PROBLEM STATEMENT | Could you repeat the records below exactly, leaving out any pictures?

RECORD LIST |
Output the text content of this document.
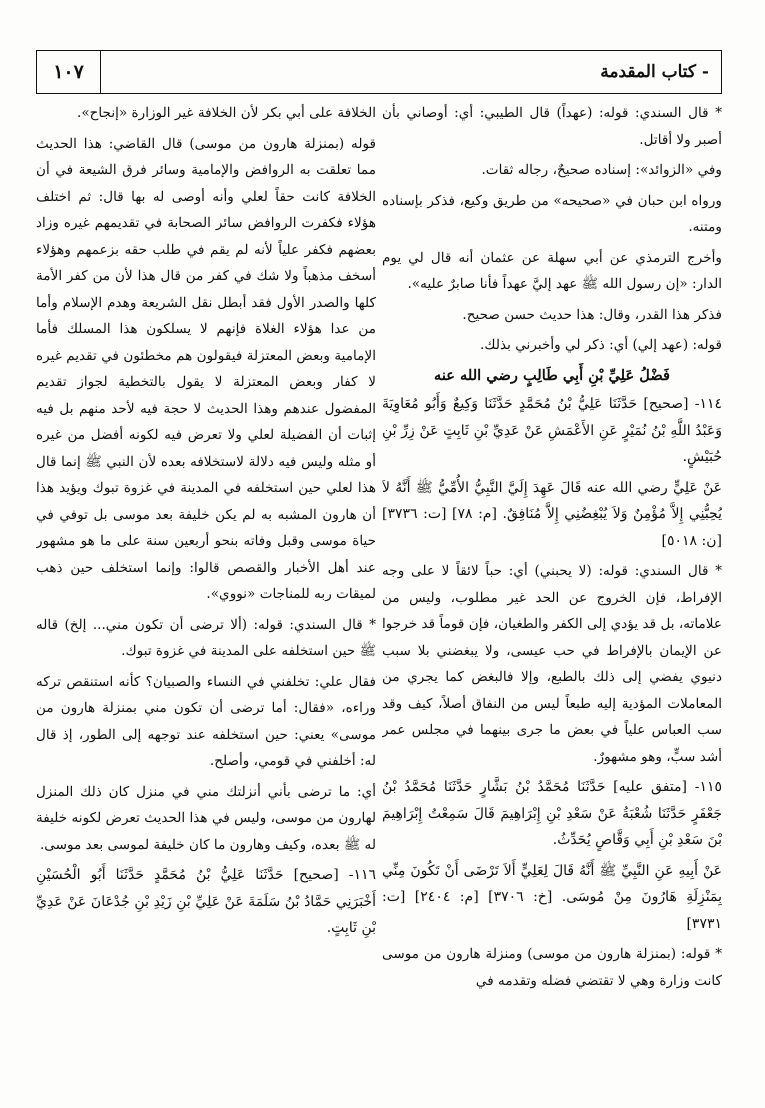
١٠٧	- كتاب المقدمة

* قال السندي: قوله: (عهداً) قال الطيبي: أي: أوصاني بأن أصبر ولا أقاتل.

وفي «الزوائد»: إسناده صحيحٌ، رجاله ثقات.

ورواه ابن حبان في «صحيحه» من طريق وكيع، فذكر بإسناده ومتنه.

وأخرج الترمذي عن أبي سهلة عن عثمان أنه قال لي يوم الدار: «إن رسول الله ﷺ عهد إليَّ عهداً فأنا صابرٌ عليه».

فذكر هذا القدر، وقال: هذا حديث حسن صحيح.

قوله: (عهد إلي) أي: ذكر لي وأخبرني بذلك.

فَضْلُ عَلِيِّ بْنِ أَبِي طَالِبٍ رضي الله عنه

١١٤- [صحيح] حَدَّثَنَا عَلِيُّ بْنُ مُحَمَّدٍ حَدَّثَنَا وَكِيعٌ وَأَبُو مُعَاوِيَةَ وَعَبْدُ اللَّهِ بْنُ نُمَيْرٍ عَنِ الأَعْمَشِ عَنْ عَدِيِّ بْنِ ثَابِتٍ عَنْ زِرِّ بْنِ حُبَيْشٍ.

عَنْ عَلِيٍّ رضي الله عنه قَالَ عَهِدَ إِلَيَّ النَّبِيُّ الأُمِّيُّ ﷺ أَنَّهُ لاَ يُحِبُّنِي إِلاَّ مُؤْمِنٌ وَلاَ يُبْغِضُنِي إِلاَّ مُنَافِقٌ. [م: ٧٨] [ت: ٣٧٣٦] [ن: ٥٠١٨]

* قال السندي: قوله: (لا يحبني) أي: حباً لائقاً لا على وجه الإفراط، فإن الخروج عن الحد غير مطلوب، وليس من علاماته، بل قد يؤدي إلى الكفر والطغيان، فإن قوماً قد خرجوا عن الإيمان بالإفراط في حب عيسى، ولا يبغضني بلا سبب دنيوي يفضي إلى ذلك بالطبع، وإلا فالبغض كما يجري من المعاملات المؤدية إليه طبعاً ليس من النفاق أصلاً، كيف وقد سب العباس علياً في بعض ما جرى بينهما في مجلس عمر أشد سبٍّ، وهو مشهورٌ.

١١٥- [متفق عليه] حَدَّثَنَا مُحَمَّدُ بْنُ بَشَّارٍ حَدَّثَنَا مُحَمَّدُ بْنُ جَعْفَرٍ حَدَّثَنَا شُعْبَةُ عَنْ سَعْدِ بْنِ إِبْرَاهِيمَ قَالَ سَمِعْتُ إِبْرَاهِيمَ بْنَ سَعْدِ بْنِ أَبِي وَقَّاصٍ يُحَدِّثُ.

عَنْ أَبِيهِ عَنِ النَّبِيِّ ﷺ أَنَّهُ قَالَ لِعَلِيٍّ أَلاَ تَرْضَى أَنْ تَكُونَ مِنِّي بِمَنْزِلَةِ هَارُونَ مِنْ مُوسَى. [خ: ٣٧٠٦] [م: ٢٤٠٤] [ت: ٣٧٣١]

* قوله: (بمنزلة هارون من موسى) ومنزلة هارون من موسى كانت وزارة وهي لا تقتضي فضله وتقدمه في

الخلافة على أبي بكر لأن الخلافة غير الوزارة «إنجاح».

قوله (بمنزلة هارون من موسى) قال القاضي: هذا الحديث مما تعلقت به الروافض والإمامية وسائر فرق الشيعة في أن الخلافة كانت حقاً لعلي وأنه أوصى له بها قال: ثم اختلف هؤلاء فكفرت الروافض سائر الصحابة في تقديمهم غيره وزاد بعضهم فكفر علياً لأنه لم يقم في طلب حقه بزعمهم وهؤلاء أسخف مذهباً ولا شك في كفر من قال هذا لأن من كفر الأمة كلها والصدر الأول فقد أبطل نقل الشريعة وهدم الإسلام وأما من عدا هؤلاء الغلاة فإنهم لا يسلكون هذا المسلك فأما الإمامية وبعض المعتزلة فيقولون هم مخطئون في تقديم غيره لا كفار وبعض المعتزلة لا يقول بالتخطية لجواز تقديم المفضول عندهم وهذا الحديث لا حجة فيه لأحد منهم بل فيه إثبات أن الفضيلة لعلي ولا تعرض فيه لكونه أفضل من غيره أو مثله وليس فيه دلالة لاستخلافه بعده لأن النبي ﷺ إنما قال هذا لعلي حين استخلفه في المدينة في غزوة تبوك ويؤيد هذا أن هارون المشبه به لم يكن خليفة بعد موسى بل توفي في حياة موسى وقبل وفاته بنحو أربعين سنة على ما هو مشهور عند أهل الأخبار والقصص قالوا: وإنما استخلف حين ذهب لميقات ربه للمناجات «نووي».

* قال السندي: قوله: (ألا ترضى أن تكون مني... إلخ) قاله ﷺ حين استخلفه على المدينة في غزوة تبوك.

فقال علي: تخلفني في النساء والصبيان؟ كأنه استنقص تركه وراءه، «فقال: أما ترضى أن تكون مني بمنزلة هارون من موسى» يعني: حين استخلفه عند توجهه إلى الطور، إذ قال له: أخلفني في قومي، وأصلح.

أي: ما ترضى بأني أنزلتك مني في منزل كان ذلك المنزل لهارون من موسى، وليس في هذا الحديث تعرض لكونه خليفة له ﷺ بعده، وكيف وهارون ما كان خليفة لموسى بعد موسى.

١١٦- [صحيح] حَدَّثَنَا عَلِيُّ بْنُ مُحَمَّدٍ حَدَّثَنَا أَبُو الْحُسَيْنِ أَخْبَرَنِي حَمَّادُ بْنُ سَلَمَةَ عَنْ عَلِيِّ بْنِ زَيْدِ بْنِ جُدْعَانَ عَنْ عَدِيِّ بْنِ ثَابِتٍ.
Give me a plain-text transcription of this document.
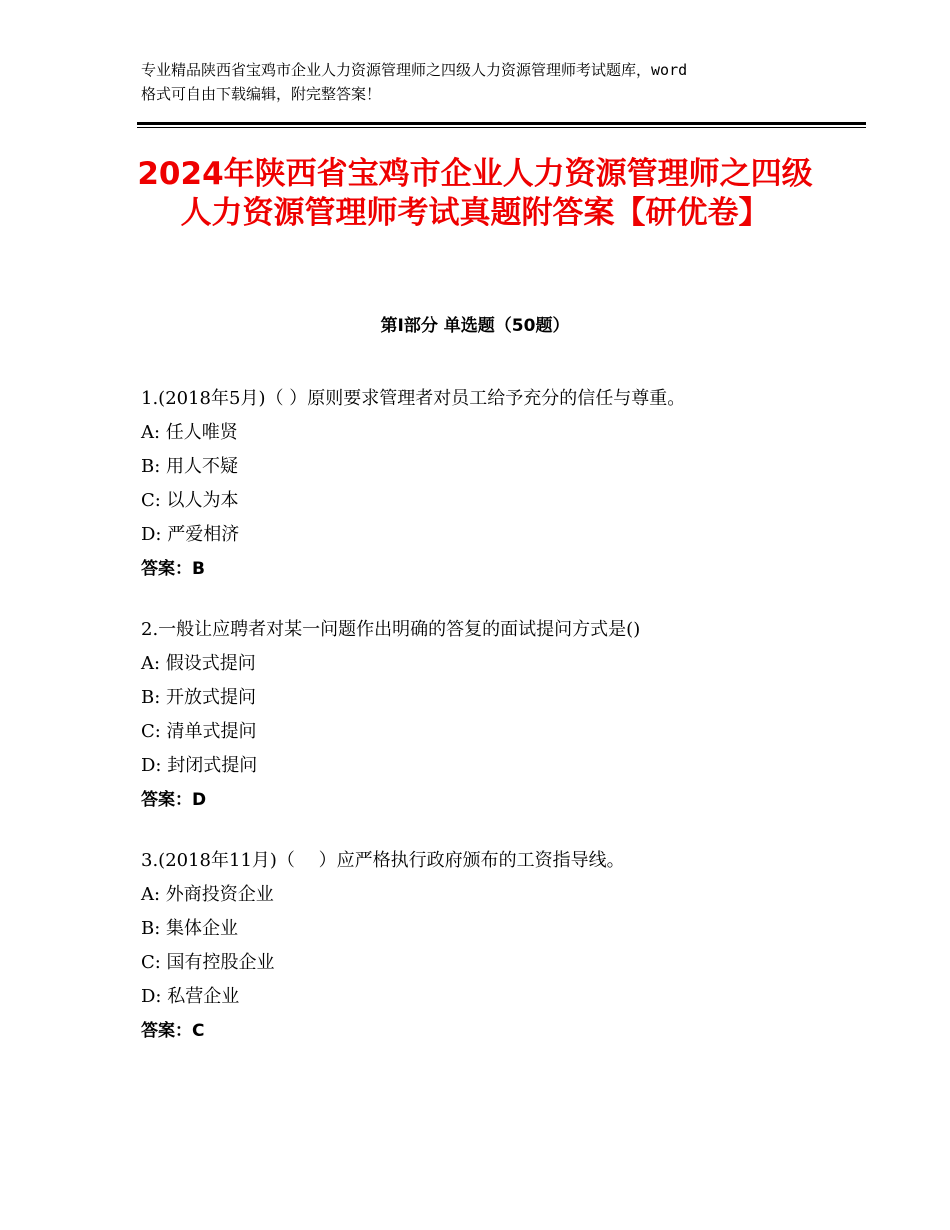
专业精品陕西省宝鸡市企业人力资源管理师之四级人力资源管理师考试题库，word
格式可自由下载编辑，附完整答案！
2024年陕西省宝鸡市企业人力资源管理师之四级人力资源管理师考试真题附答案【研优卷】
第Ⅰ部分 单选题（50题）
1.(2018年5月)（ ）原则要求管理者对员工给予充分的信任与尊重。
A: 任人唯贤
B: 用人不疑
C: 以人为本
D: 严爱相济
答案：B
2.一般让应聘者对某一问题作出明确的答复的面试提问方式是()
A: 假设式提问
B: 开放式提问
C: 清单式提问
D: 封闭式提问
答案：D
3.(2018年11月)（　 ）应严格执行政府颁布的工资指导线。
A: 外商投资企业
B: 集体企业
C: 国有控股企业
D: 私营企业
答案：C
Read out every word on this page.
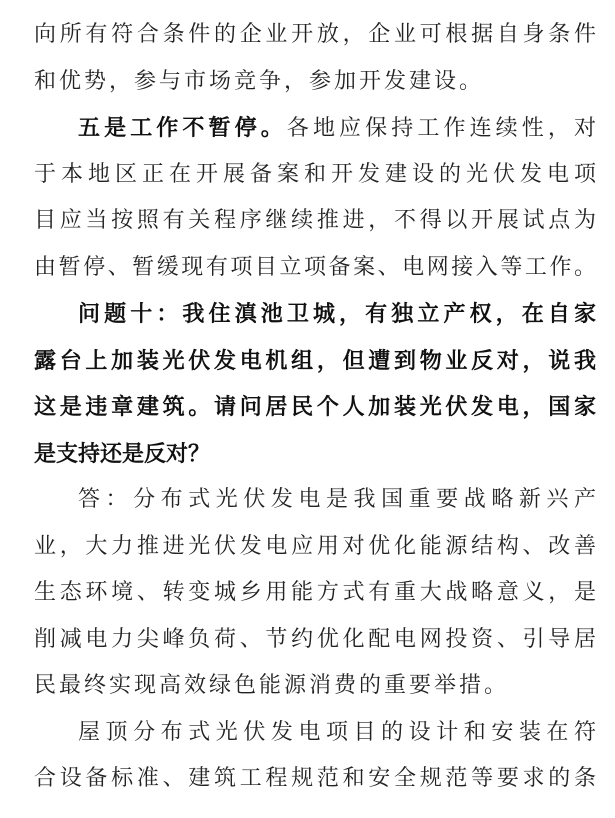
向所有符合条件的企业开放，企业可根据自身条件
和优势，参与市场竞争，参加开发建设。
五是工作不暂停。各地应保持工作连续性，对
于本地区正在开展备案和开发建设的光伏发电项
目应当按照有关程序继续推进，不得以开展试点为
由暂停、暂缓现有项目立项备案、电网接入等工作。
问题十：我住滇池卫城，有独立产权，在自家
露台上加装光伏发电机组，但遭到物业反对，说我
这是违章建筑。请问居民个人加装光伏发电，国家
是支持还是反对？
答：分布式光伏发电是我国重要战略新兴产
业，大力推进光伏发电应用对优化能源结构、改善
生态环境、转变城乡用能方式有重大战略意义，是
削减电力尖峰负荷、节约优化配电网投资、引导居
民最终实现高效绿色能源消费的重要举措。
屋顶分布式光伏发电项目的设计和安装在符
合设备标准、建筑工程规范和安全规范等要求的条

SOLVED EXERCISE |
Output the text content of this document.
١٠٧	- كتاب المقدمة

* قال السندي: قوله: (عهداً) قال الطيبي: أي: أوصاني بأن أصبر ولا أقاتل.

وفي «الزوائد»: إسناده صحيحٌ، رجاله ثقات.

ورواه ابن حبان في «صحيحه» من طريق وكيع، فذكر بإسناده ومتنه.

وأخرج الترمذي عن أبي سهلة عن عثمان أنه قال لي يوم الدار: «إن رسول الله ﷺ عهد إليَّ عهداً فأنا صابرٌ عليه».

فذكر هذا القدر، وقال: هذا حديث حسن صحيح.

قوله: (عهد إلي) أي: ذكر لي وأخبرني بذلك.

فَضْلُ عَلِيِّ بْنِ أَبِي طَالِبٍ رضي الله عنه

١١٤- [صحيح] حَدَّثَنَا عَلِيُّ بْنُ مُحَمَّدٍ حَدَّثَنَا وَكِيعٌ وَأَبُو مُعَاوِيَةَ وَعَبْدُ اللَّهِ بْنُ نُمَيْرٍ عَنِ الأَعْمَشِ عَنْ عَدِيِّ بْنِ ثَابِتٍ عَنْ زِرِّ بْنِ حُبَيْشٍ.

عَنْ عَلِيٍّ رضي الله عنه قَالَ عَهِدَ إِلَيَّ النَّبِيُّ الأُمِّيُّ ﷺ أَنَّهُ لاَ يُحِبُّنِي إِلاَّ مُؤْمِنٌ وَلاَ يُبْغِضُنِي إِلاَّ مُنَافِقٌ. [م: ٧٨] [ت: ٣٧٣٦] [ن: ٥٠١٨]

* قال السندي: قوله: (لا يحبني) أي: حباً لائقاً لا على وجه الإفراط، فإن الخروج عن الحد غير مطلوب، وليس من علاماته، بل قد يؤدي إلى الكفر والطغيان، فإن قوماً قد خرجوا عن الإيمان بالإفراط في حب عيسى، ولا يبغضني بلا سبب دنيوي يفضي إلى ذلك بالطبع، وإلا فالبغض كما يجري من المعاملات المؤدية إليه طبعاً ليس من النفاق أصلاً، كيف وقد سب العباس علياً في بعض ما جرى بينهما في مجلس عمر أشد سبٍّ، وهو مشهورٌ.

١١٥- [متفق عليه] حَدَّثَنَا مُحَمَّدُ بْنُ بَشَّارٍ حَدَّثَنَا مُحَمَّدُ بْنُ جَعْفَرٍ حَدَّثَنَا شُعْبَةُ عَنْ سَعْدِ بْنِ إِبْرَاهِيمَ قَالَ سَمِعْتُ إِبْرَاهِيمَ بْنَ سَعْدِ بْنِ أَبِي وَقَّاصٍ يُحَدِّثُ.

عَنْ أَبِيهِ عَنِ النَّبِيِّ ﷺ أَنَّهُ قَالَ لِعَلِيٍّ أَلاَ تَرْضَى أَنْ تَكُونَ مِنِّي بِمَنْزِلَةِ هَارُونَ مِنْ مُوسَى. [خ: ٣٧٠٦] [م: ٢٤٠٤] [ت: ٣٧٣١]

* قوله: (بمنزلة هارون من موسى) ومنزلة هارون من موسى كانت وزارة وهي لا تقتضي فضله وتقدمه في

الخلافة على أبي بكر لأن الخلافة غير الوزارة «إنجاح».

قوله (بمنزلة هارون من موسى) قال القاضي: هذا الحديث مما تعلقت به الروافض والإمامية وسائر فرق الشيعة في أن الخلافة كانت حقاً لعلي وأنه أوصى له بها قال: ثم اختلف هؤلاء فكفرت الروافض سائر الصحابة في تقديمهم غيره وزاد بعضهم فكفر علياً لأنه لم يقم في طلب حقه بزعمهم وهؤلاء أسخف مذهباً ولا شك في كفر من قال هذا لأن من كفر الأمة كلها والصدر الأول فقد أبطل نقل الشريعة وهدم الإسلام وأما من عدا هؤلاء الغلاة فإنهم لا يسلكون هذا المسلك فأما الإمامية وبعض المعتزلة فيقولون هم مخطئون في تقديم غيره لا كفار وبعض المعتزلة لا يقول بالتخطية لجواز تقديم المفضول عندهم وهذا الحديث لا حجة فيه لأحد منهم بل فيه إثبات أن الفضيلة لعلي ولا تعرض فيه لكونه أفضل من غيره أو مثله وليس فيه دلالة لاستخلافه بعده لأن النبي ﷺ إنما قال هذا لعلي حين استخلفه في المدينة في غزوة تبوك ويؤيد هذا أن هارون المشبه به لم يكن خليفة بعد موسى بل توفي في حياة موسى وقبل وفاته بنحو أربعين سنة على ما هو مشهور عند أهل الأخبار والقصص قالوا: وإنما استخلف حين ذهب لميقات ربه للمناجات «نووي».

* قال السندي: قوله: (ألا ترضى أن تكون مني... إلخ) قاله ﷺ حين استخلفه على المدينة في غزوة تبوك.

فقال علي: تخلفني في النساء والصبيان؟ كأنه استنقص تركه وراءه، «فقال: أما ترضى أن تكون مني بمنزلة هارون من موسى» يعني: حين استخلفه عند توجهه إلى الطور، إذ قال له: أخلفني في قومي، وأصلح.

أي: ما ترضى بأني أنزلتك مني في منزل كان ذلك المنزل لهارون من موسى، وليس في هذا الحديث تعرض لكونه خليفة له ﷺ بعده، وكيف وهارون ما كان خليفة لموسى بعد موسى.

١١٦- [صحيح] حَدَّثَنَا عَلِيُّ بْنُ مُحَمَّدٍ حَدَّثَنَا أَبُو الْحُسَيْنِ أَخْبَرَنِي حَمَّادُ بْنُ سَلَمَةَ عَنْ عَلِيِّ بْنِ زَيْدِ بْنِ جُدْعَانَ عَنْ عَدِيِّ بْنِ ثَابِتٍ.
Give me a plain-text transcription of this document.
专业精品陕西省宝鸡市企业人力资源管理师之四级人力资源管理师考试题库，word
格式可自由下载编辑，附完整答案！
2024年陕西省宝鸡市企业人力资源管理师之四级人力资源管理师考试真题附答案【研优卷】
第Ⅰ部分 单选题（50题）
1.(2018年5月)（ ）原则要求管理者对员工给予充分的信任与尊重。
A: 任人唯贤
B: 用人不疑
C: 以人为本
D: 严爱相济
答案：B
2.一般让应聘者对某一问题作出明确的答复的面试提问方式是()
A: 假设式提问
B: 开放式提问
C: 清单式提问
D: 封闭式提问
答案：D
3.(2018年11月)（　 ）应严格执行政府颁布的工资指导线。
A: 外商投资企业
B: 集体企业
C: 国有控股企业
D: 私营企业
答案：C
Read out every word on this page.
向所有符合条件的企业开放，企业可根据自身条件
和优势，参与市场竞争，参加开发建设。
五是工作不暂停。各地应保持工作连续性，对
于本地区正在开展备案和开发建设的光伏发电项
目应当按照有关程序继续推进，不得以开展试点为
由暂停、暂缓现有项目立项备案、电网接入等工作。
问题十：我住滇池卫城，有独立产权，在自家
露台上加装光伏发电机组，但遭到物业反对，说我
这是违章建筑。请问居民个人加装光伏发电，国家
是支持还是反对？
答：分布式光伏发电是我国重要战略新兴产
业，大力推进光伏发电应用对优化能源结构、改善
生态环境、转变城乡用能方式有重大战略意义，是
削减电力尖峰负荷、节约优化配电网投资、引导居
民最终实现高效绿色能源消费的重要举措。
屋顶分布式光伏发电项目的设计和安装在符
合设备标准、建筑工程规范和安全规范等要求的条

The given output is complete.